- [Exercise directions]:
Which lines have the string "Platforms"? Copy all of them from the entries below.

- [Data in this exercise]:
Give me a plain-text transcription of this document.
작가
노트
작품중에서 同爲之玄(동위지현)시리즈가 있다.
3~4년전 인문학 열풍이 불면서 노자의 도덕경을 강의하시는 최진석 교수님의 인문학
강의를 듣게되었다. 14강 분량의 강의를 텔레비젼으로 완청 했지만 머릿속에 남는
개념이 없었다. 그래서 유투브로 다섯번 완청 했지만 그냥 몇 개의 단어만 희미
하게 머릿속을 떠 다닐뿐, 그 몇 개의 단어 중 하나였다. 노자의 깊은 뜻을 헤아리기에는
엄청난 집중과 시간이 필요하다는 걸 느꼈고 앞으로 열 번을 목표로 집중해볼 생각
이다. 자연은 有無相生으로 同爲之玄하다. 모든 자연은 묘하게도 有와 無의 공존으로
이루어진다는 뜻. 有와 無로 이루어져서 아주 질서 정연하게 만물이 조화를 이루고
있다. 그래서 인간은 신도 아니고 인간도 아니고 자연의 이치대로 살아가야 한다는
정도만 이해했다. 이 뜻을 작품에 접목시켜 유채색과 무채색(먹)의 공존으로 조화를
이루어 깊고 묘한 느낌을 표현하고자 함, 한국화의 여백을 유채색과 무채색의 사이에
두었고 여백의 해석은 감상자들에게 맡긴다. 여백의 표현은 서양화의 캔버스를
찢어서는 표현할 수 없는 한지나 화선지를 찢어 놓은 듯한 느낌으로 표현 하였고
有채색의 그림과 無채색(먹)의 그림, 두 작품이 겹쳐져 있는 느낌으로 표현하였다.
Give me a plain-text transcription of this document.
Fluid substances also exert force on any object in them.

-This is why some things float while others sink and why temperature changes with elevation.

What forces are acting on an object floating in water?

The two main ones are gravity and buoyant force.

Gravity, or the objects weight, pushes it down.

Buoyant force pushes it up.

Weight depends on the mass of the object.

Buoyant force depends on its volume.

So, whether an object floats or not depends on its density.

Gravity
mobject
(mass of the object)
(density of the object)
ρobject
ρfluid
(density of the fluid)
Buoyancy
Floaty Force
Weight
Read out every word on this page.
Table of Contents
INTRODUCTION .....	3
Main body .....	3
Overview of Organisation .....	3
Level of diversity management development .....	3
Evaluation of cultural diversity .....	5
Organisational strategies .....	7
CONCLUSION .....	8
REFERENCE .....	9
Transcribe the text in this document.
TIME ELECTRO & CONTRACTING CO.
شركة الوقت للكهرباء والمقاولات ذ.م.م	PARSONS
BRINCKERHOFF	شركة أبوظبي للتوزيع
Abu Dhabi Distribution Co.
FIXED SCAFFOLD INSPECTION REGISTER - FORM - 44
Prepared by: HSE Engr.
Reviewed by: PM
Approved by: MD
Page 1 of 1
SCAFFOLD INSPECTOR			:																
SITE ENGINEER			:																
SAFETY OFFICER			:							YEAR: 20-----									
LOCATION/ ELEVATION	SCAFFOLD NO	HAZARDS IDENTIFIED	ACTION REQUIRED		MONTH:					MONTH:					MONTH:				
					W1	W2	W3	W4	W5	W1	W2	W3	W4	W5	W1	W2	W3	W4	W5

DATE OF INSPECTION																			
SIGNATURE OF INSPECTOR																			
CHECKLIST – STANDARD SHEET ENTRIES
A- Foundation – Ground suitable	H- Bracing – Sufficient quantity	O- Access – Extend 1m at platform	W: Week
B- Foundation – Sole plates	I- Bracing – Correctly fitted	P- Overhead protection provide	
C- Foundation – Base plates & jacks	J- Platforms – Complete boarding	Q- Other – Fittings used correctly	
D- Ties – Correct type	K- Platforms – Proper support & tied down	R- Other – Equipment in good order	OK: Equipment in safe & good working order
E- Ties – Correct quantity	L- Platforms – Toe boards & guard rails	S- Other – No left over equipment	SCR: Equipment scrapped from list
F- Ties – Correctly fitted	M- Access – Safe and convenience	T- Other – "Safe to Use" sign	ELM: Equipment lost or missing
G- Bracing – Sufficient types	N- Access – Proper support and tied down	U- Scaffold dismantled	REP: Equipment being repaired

- [Task solution]:
C- Foundation – Base plates & jacks	J- Platforms – Complete boarding	Q- Other – Fittings used correctly	
D- Ties – Correct type	K- Platforms – Proper support & tied down	R- Other – Equipment in good order	OK: Equipment in safe & good working order
E- Ties – Correct quantity	L- Platforms – Toe boards & guard rails	S- Other – No left over equipment	SCR: Equipment scrapped from list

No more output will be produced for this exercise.